=== DATA FOR PROCESSING ===

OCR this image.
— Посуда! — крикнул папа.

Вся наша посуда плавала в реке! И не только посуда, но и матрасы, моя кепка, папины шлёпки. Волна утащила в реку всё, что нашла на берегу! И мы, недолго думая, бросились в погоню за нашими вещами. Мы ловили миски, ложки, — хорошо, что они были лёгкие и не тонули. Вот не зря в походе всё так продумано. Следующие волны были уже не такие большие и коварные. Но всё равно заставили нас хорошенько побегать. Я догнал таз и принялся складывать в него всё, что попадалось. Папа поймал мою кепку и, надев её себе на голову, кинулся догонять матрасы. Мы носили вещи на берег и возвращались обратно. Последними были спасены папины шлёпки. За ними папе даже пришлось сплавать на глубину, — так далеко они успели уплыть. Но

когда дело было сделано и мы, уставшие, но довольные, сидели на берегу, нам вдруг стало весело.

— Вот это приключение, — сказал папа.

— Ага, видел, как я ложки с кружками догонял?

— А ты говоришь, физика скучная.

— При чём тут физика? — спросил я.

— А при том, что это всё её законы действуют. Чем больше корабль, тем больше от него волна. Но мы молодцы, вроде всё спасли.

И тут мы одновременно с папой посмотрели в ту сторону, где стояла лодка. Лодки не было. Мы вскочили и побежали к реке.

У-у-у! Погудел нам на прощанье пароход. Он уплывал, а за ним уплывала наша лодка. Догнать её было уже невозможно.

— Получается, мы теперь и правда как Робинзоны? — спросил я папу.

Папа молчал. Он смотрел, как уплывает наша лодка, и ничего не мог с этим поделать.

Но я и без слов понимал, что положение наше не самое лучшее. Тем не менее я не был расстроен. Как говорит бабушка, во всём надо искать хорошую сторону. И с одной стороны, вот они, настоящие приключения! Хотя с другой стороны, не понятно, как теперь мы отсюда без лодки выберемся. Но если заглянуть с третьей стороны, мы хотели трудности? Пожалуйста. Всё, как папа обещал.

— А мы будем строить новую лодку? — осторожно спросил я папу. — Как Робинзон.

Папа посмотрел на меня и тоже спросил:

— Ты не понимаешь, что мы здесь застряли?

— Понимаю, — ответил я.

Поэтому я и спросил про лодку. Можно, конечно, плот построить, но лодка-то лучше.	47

===

— WORK INSTRUCTIONS —
State only the count of lines above that hold the string "папу".

— WRITTEN SOLUTION —
2